TASK PROMPT — Output the rows as a two-column CSV with the headers description and locations. Start at the line containing "Patent image size: (367, 833)." and stop after the line containing "The temperature-sensing element". Give one CSV line per row, with its text and its answer each in one quoted field and line breaks replaced by spaces.

(Collection entries)
***
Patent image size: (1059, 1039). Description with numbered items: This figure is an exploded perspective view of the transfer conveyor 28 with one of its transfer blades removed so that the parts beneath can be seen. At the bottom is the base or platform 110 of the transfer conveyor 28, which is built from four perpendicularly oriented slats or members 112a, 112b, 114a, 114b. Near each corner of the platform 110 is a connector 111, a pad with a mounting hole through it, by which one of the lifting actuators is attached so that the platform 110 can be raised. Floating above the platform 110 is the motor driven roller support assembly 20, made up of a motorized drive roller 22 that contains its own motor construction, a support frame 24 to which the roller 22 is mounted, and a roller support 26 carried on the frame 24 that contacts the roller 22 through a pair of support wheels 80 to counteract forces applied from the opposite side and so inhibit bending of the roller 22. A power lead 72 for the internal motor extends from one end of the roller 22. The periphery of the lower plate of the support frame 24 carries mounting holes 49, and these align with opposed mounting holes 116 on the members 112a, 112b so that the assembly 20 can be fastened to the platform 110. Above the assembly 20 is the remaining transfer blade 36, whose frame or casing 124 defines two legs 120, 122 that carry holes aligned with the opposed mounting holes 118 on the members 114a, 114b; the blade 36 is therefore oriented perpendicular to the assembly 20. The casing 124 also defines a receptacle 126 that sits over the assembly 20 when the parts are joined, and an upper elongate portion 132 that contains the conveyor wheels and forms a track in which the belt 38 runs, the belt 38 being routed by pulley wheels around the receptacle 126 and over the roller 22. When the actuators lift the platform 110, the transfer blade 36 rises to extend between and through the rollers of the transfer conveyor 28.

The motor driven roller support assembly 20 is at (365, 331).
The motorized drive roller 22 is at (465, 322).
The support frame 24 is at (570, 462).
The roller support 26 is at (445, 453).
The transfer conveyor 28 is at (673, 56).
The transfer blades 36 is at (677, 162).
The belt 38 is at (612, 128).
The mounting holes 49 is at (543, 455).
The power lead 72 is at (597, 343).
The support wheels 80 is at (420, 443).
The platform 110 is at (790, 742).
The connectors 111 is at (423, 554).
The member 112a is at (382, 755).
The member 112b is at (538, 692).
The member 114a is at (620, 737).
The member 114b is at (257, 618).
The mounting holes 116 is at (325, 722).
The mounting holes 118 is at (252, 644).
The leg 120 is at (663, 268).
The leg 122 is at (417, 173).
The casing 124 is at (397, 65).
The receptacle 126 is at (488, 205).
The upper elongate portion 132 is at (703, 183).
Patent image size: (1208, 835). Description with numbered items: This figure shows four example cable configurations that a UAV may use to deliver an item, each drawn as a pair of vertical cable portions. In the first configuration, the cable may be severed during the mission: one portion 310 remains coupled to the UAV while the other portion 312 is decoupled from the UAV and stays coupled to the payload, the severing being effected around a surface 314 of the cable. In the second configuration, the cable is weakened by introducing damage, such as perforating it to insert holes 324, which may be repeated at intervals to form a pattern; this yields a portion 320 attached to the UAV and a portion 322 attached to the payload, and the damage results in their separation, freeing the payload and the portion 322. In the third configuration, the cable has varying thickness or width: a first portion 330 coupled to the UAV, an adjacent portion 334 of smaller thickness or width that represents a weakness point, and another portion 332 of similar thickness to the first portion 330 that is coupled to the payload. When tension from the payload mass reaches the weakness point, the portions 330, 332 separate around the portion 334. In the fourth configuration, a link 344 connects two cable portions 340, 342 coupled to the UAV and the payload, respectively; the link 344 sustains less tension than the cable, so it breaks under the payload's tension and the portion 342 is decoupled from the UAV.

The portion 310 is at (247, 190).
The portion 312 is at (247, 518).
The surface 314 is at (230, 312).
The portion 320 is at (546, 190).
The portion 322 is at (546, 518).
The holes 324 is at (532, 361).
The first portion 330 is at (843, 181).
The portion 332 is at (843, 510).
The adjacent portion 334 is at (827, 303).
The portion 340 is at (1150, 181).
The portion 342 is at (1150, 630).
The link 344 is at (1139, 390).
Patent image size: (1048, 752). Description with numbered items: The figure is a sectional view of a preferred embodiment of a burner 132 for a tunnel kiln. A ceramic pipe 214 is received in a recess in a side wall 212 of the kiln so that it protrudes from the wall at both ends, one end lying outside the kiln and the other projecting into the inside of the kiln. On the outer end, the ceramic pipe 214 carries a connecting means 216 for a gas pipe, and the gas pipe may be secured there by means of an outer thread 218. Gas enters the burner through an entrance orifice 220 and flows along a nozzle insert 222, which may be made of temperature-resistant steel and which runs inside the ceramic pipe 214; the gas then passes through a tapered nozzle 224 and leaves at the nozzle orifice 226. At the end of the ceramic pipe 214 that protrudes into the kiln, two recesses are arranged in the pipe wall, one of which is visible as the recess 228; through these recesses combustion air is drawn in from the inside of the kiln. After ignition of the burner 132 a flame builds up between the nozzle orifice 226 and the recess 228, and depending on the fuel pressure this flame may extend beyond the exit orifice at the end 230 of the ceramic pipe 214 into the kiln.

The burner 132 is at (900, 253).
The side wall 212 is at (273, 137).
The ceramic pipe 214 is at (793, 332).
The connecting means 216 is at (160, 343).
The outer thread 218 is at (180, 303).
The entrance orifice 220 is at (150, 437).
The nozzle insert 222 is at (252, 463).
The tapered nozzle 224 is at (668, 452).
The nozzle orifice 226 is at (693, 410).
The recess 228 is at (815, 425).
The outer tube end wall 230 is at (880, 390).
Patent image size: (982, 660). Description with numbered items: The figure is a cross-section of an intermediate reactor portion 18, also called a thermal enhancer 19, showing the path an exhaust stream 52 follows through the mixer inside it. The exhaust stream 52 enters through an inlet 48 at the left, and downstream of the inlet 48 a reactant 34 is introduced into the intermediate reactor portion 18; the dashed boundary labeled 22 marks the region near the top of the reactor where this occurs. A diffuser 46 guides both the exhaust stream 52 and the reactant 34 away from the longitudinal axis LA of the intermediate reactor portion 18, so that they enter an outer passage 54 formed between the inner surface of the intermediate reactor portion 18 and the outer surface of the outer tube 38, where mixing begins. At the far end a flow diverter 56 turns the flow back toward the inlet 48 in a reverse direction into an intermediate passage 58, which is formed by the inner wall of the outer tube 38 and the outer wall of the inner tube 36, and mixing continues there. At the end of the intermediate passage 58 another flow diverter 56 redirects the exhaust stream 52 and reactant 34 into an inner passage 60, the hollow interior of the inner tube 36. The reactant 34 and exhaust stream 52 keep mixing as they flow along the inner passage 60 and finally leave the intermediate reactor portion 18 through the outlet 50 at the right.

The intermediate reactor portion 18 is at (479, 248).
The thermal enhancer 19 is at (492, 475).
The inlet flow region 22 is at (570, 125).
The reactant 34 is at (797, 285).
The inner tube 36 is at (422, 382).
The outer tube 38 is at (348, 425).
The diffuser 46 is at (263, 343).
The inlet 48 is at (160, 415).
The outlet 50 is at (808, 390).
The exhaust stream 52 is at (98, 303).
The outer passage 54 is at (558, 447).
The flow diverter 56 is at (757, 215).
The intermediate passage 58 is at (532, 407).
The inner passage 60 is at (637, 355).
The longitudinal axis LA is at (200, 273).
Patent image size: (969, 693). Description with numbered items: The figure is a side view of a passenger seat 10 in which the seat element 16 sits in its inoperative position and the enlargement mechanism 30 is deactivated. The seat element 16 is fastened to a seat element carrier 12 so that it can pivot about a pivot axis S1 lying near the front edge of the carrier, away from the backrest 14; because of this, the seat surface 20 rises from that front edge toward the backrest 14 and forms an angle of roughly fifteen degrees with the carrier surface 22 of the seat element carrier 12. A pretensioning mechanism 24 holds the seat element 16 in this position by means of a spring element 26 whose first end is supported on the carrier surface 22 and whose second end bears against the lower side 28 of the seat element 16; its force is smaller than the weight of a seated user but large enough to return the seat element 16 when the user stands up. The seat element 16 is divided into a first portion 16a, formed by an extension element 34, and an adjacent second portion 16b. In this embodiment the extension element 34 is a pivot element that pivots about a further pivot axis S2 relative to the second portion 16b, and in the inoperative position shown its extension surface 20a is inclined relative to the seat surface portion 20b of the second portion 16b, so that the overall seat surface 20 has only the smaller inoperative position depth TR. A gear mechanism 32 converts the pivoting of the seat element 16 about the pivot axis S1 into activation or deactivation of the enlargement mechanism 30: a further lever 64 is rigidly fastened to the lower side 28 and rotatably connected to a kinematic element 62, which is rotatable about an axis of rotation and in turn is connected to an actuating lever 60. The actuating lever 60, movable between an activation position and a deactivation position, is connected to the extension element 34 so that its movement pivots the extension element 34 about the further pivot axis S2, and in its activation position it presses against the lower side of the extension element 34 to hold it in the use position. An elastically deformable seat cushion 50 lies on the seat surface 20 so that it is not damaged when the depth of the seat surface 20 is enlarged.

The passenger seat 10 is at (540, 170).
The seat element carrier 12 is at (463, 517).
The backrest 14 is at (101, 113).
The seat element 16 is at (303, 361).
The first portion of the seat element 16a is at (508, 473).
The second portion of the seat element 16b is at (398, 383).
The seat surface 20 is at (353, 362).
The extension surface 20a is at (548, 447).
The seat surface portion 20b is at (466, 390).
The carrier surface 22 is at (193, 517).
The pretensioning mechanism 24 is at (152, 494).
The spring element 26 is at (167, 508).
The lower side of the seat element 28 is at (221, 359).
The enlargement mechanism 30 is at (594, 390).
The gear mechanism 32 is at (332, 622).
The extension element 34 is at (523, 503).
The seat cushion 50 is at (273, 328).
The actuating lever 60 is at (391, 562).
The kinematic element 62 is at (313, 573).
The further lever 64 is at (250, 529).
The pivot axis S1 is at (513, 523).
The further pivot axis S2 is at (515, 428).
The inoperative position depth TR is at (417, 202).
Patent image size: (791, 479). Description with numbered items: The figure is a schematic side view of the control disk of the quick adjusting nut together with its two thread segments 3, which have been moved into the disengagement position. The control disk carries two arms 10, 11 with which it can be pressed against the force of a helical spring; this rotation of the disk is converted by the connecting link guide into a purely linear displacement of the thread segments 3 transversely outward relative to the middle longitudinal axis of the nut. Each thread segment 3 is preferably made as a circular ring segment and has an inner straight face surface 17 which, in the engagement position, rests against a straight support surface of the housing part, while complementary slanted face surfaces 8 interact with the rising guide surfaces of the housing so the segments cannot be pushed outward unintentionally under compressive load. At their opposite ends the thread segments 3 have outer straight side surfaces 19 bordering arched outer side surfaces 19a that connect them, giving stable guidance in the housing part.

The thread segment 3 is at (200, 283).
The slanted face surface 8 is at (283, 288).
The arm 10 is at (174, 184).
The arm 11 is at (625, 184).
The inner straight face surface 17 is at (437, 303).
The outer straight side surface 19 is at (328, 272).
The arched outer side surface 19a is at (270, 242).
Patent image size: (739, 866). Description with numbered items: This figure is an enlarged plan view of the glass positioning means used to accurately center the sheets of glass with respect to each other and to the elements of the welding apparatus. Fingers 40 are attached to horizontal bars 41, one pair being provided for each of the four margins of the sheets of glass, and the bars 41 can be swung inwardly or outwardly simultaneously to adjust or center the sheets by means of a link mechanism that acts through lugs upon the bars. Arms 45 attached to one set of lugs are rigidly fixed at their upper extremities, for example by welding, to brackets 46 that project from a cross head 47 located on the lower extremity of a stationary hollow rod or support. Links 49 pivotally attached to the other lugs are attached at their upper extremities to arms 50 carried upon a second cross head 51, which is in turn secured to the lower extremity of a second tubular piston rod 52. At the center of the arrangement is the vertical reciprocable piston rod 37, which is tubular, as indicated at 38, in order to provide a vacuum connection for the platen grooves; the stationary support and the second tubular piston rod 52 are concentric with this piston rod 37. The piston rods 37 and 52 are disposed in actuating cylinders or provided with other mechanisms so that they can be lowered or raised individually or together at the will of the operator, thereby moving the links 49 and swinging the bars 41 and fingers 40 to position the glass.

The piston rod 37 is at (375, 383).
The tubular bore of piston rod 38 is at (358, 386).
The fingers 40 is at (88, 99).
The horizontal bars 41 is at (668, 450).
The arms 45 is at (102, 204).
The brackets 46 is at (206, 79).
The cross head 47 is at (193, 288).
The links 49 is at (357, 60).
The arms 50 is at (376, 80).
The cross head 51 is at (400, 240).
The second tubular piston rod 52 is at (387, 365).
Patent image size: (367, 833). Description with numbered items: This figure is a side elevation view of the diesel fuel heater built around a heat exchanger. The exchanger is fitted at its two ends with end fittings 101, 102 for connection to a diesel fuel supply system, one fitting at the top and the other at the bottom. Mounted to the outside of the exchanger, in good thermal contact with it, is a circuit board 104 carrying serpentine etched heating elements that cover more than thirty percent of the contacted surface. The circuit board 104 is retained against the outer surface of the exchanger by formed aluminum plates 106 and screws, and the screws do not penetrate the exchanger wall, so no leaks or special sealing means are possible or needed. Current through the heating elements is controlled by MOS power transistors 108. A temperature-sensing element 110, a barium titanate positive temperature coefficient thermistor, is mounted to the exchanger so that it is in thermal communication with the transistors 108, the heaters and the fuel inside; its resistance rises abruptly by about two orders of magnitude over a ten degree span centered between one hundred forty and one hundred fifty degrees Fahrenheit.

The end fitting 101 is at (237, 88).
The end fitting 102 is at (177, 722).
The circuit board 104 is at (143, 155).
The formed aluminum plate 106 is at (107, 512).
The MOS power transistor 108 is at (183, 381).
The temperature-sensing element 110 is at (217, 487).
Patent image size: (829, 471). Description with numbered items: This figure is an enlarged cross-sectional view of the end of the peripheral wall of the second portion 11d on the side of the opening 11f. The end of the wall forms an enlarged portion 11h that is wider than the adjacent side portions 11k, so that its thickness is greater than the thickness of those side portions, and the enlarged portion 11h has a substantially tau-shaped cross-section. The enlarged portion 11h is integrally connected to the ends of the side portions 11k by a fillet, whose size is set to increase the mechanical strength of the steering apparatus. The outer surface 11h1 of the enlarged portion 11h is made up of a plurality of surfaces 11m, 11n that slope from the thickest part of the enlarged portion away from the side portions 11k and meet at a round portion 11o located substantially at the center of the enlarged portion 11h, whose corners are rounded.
***
SOLUTION FOR THIS PROBLEM —
description,locations
"Patent image size: (367, 833). Description with numbered items: This figure is a side elevation view of the diesel fuel heater built around a heat exchanger. The exchanger is fitted at its two ends with end fittings 101, 102 for connection to a diesel fuel supply system, one fitting at the top and the other at the bottom. Mounted to the outside of the exchanger, in good thermal contact with it, is a circuit board 104 carrying serpentine etched heating elements that cover more than thirty percent of the contacted surface. The circuit board 104 is retained against the outer surface of the exchanger by formed aluminum plates 106 and screws, and the screws do not penetrate the exchanger wall, so no leaks or special sealing means are possible or needed. Current through the heating elements is controlled by MOS power transistors 108. A temperature-sensing element 110, a barium titanate positive temperature coefficient thermistor, is mounted to the exchanger so that it is in thermal communication with the transistors 108, the heaters and the fuel inside; its resistance rises abruptly by about two orders of magnitude over a ten degree span centered between one hundred forty and one hundred fifty degrees Fahrenheit.","The end fitting 101 is at (237, 88). The end fitting 102 is at (177, 722). The circuit board 104 is at (143, 155). The formed aluminum plate 106 is at (107, 512). The MOS power transistor 108 is at (183, 381). The temperature-sensing element 110 is at (217, 487)."